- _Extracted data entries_
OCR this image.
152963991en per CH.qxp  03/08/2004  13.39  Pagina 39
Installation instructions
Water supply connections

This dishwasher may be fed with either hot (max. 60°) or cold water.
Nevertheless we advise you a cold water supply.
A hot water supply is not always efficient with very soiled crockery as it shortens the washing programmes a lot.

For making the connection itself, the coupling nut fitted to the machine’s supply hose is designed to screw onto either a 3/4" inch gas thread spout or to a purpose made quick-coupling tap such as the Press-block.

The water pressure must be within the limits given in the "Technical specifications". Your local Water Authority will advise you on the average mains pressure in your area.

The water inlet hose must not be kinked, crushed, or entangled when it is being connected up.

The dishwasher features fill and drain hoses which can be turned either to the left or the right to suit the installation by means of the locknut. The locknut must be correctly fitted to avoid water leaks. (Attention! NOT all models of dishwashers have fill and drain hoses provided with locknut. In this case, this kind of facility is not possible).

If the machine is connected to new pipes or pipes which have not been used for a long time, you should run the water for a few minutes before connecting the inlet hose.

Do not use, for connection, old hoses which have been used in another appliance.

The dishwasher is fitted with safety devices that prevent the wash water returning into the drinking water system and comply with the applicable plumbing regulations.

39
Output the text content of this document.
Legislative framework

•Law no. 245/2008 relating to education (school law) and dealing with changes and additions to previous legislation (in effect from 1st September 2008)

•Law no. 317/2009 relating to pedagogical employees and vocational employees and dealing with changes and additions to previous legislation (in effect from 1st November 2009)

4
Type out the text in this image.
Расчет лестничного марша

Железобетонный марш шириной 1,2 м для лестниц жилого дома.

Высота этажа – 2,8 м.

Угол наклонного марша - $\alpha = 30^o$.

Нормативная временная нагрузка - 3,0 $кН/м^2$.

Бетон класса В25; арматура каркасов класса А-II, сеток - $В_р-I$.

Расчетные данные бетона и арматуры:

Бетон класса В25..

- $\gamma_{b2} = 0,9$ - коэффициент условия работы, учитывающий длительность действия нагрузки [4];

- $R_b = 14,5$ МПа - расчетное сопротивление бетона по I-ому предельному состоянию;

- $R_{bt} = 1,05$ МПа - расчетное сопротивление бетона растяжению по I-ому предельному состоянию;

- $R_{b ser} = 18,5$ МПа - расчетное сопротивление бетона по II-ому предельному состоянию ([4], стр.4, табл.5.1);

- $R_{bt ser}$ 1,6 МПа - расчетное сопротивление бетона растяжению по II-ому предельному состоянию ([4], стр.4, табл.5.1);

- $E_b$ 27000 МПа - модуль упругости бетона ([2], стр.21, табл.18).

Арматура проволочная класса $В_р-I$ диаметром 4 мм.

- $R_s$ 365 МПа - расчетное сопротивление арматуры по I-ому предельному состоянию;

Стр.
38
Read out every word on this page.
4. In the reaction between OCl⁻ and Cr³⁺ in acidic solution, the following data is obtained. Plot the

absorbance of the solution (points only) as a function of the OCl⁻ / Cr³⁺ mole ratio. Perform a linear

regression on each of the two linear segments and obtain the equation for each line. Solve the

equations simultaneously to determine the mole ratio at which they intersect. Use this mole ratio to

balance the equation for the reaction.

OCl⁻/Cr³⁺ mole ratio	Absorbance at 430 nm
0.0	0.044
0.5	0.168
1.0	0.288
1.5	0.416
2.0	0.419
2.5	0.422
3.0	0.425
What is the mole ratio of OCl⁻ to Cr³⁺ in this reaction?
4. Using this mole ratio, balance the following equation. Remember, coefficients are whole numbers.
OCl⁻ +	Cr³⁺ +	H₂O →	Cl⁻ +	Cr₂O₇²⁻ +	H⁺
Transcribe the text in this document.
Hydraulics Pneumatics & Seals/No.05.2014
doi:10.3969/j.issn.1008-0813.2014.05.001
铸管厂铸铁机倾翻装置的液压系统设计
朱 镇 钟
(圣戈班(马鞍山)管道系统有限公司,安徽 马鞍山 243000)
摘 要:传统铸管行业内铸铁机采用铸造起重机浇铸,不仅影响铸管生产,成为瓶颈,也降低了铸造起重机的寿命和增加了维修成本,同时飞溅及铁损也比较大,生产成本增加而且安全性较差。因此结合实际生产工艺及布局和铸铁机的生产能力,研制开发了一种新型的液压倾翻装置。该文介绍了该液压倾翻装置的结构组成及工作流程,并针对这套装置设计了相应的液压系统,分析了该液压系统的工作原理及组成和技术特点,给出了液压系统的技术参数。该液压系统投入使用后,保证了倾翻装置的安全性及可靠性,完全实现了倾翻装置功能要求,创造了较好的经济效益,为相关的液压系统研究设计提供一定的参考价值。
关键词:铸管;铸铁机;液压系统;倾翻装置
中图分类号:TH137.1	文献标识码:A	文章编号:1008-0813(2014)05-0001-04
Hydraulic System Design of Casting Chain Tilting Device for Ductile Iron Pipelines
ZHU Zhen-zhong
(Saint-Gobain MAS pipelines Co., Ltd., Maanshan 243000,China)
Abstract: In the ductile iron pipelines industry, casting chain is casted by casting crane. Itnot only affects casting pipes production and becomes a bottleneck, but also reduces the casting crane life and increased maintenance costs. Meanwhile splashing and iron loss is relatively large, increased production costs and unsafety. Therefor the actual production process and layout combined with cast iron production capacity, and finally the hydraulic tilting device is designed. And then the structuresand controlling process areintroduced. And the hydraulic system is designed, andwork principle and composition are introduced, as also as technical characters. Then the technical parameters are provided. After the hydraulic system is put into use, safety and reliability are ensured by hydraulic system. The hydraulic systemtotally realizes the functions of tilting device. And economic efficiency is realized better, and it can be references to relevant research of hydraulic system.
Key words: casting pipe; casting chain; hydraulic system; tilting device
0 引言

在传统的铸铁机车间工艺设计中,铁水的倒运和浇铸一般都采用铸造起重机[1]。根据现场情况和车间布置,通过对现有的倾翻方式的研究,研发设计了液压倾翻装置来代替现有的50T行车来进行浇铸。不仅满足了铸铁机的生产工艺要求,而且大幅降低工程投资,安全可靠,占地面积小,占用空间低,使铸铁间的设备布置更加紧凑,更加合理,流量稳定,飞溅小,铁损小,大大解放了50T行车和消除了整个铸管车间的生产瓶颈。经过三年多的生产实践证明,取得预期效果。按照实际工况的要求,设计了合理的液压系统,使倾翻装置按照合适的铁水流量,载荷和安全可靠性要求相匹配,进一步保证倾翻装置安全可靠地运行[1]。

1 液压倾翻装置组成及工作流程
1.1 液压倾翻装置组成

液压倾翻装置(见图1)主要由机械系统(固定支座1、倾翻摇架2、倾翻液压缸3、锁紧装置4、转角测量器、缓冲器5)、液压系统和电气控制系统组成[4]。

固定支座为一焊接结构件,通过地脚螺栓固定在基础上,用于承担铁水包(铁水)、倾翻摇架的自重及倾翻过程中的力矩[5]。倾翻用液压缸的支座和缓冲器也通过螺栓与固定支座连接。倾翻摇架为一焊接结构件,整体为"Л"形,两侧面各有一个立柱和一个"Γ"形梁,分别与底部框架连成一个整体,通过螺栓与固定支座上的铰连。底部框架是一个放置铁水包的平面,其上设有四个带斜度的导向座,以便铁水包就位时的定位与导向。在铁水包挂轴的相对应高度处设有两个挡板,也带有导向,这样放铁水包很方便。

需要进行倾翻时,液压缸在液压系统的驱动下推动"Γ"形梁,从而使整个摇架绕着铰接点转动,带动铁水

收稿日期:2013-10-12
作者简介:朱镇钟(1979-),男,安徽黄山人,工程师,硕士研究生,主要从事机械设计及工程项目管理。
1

- _Instruction_
Print all of the data exactly as it was given.

- _Full response_
OCR this image.
152963991en per CH.qxp  03/08/2004  13.39  Pagina 39
Installation instructions
Water supply connections

This dishwasher may be fed with either hot (max. 60°) or cold water.
Nevertheless we advise you a cold water supply.
A hot water supply is not always efficient with very soiled crockery as it shortens the washing programmes a lot.

For making the connection itself, the coupling nut fitted to the machine’s supply hose is designed to screw onto either a 3/4" inch gas thread spout or to a purpose made quick-coupling tap such as the Press-block.

The water pressure must be within the limits given in the "Technical specifications". Your local Water Authority will advise you on the average mains pressure in your area.

The water inlet hose must not be kinked, crushed, or entangled when it is being connected up.

The dishwasher features fill and drain hoses which can be turned either to the left or the right to suit the installation by means of the locknut. The locknut must be correctly fitted to avoid water leaks. (Attention! NOT all models of dishwashers have fill and drain hoses provided with locknut. In this case, this kind of facility is not possible).

If the machine is connected to new pipes or pipes which have not been used for a long time, you should run the water for a few minutes before connecting the inlet hose.

Do not use, for connection, old hoses which have been used in another appliance.

The dishwasher is fitted with safety devices that prevent the wash water returning into the drinking water system and comply with the applicable plumbing regulations.

39
Output the text content of this document.
Legislative framework

•Law no. 245/2008 relating to education (school law) and dealing with changes and additions to previous legislation (in effect from 1st September 2008)

•Law no. 317/2009 relating to pedagogical employees and vocational employees and dealing with changes and additions to previous legislation (in effect from 1st November 2009)

4
Type out the text in this image.
Расчет лестничного марша

Железобетонный марш шириной 1,2 м для лестниц жилого дома.

Высота этажа – 2,8 м.

Угол наклонного марша - $\alpha = 30^o$.

Нормативная временная нагрузка - 3,0 $кН/м^2$.

Бетон класса В25; арматура каркасов класса А-II, сеток - $В_р-I$.

Расчетные данные бетона и арматуры:

Бетон класса В25..

- $\gamma_{b2} = 0,9$ - коэффициент условия работы, учитывающий длительность действия нагрузки [4];

- $R_b = 14,5$ МПа - расчетное сопротивление бетона по I-ому предельному состоянию;

- $R_{bt} = 1,05$ МПа - расчетное сопротивление бетона растяжению по I-ому предельному состоянию;

- $R_{b ser} = 18,5$ МПа - расчетное сопротивление бетона по II-ому предельному состоянию ([4], стр.4, табл.5.1);

- $R_{bt ser}$ 1,6 МПа - расчетное сопротивление бетона растяжению по II-ому предельному состоянию ([4], стр.4, табл.5.1);

- $E_b$ 27000 МПа - модуль упругости бетона ([2], стр.21, табл.18).

Арматура проволочная класса $В_р-I$ диаметром 4 мм.

- $R_s$ 365 МПа - расчетное сопротивление арматуры по I-ому предельному состоянию;

Стр.
38
Read out every word on this page.
4. In the reaction between OCl⁻ and Cr³⁺ in acidic solution, the following data is obtained. Plot the

absorbance of the solution (points only) as a function of the OCl⁻ / Cr³⁺ mole ratio. Perform a linear

regression on each of the two linear segments and obtain the equation for each line. Solve the

equations simultaneously to determine the mole ratio at which they intersect. Use this mole ratio to

balance the equation for the reaction.

OCl⁻/Cr³⁺ mole ratio	Absorbance at 430 nm
0.0	0.044
0.5	0.168
1.0	0.288
1.5	0.416
2.0	0.419
2.5	0.422
3.0	0.425
What is the mole ratio of OCl⁻ to Cr³⁺ in this reaction?
4. Using this mole ratio, balance the following equation. Remember, coefficients are whole numbers.
OCl⁻ +	Cr³⁺ +	H₂O →	Cl⁻ +	Cr₂O₇²⁻ +	H⁺
Transcribe the text in this document.
Hydraulics Pneumatics & Seals/No.05.2014
doi:10.3969/j.issn.1008-0813.2014.05.001
铸管厂铸铁机倾翻装置的液压系统设计
朱 镇 钟
(圣戈班(马鞍山)管道系统有限公司,安徽 马鞍山 243000)
摘 要:传统铸管行业内铸铁机采用铸造起重机浇铸,不仅影响铸管生产,成为瓶颈,也降低了铸造起重机的寿命和增加了维修成本,同时飞溅及铁损也比较大,生产成本增加而且安全性较差。因此结合实际生产工艺及布局和铸铁机的生产能力,研制开发了一种新型的液压倾翻装置。该文介绍了该液压倾翻装置的结构组成及工作流程,并针对这套装置设计了相应的液压系统,分析了该液压系统的工作原理及组成和技术特点,给出了液压系统的技术参数。该液压系统投入使用后,保证了倾翻装置的安全性及可靠性,完全实现了倾翻装置功能要求,创造了较好的经济效益,为相关的液压系统研究设计提供一定的参考价值。
关键词:铸管;铸铁机;液压系统;倾翻装置
中图分类号:TH137.1	文献标识码:A	文章编号:1008-0813(2014)05-0001-04
Hydraulic System Design of Casting Chain Tilting Device for Ductile Iron Pipelines
ZHU Zhen-zhong
(Saint-Gobain MAS pipelines Co., Ltd., Maanshan 243000,China)
Abstract: In the ductile iron pipelines industry, casting chain is casted by casting crane. Itnot only affects casting pipes production and becomes a bottleneck, but also reduces the casting crane life and increased maintenance costs. Meanwhile splashing and iron loss is relatively large, increased production costs and unsafety. Therefor the actual production process and layout combined with cast iron production capacity, and finally the hydraulic tilting device is designed. And then the structuresand controlling process areintroduced. And the hydraulic system is designed, andwork principle and composition are introduced, as also as technical characters. Then the technical parameters are provided. After the hydraulic system is put into use, safety and reliability are ensured by hydraulic system. The hydraulic systemtotally realizes the functions of tilting device. And economic efficiency is realized better, and it can be references to relevant research of hydraulic system.
Key words: casting pipe; casting chain; hydraulic system; tilting device
0 引言

在传统的铸铁机车间工艺设计中,铁水的倒运和浇铸一般都采用铸造起重机[1]。根据现场情况和车间布置,通过对现有的倾翻方式的研究,研发设计了液压倾翻装置来代替现有的50T行车来进行浇铸。不仅满足了铸铁机的生产工艺要求,而且大幅降低工程投资,安全可靠,占地面积小,占用空间低,使铸铁间的设备布置更加紧凑,更加合理,流量稳定,飞溅小,铁损小,大大解放了50T行车和消除了整个铸管车间的生产瓶颈。经过三年多的生产实践证明,取得预期效果。按照实际工况的要求,设计了合理的液压系统,使倾翻装置按照合适的铁水流量,载荷和安全可靠性要求相匹配,进一步保证倾翻装置安全可靠地运行[1]。

1 液压倾翻装置组成及工作流程
1.1 液压倾翻装置组成

液压倾翻装置(见图1)主要由机械系统(固定支座1、倾翻摇架2、倾翻液压缸3、锁紧装置4、转角测量器、缓冲器5)、液压系统和电气控制系统组成[4]。

固定支座为一焊接结构件,通过地脚螺栓固定在基础上,用于承担铁水包(铁水)、倾翻摇架的自重及倾翻过程中的力矩[5]。倾翻用液压缸的支座和缓冲器也通过螺栓与固定支座连接。倾翻摇架为一焊接结构件,整体为"Л"形,两侧面各有一个立柱和一个"Γ"形梁,分别与底部框架连成一个整体,通过螺栓与固定支座上的铰连。底部框架是一个放置铁水包的平面,其上设有四个带斜度的导向座,以便铁水包就位时的定位与导向。在铁水包挂轴的相对应高度处设有两个挡板,也带有导向,这样放铁水包很方便。

需要进行倾翻时,液压缸在液压系统的驱动下推动"Γ"形梁,从而使整个摇架绕着铰接点转动,带动铁水

收稿日期:2013-10-12
作者简介:朱镇钟(1979-),男,安徽黄山人,工程师,硕士研究生,主要从事机械设计及工程项目管理。
1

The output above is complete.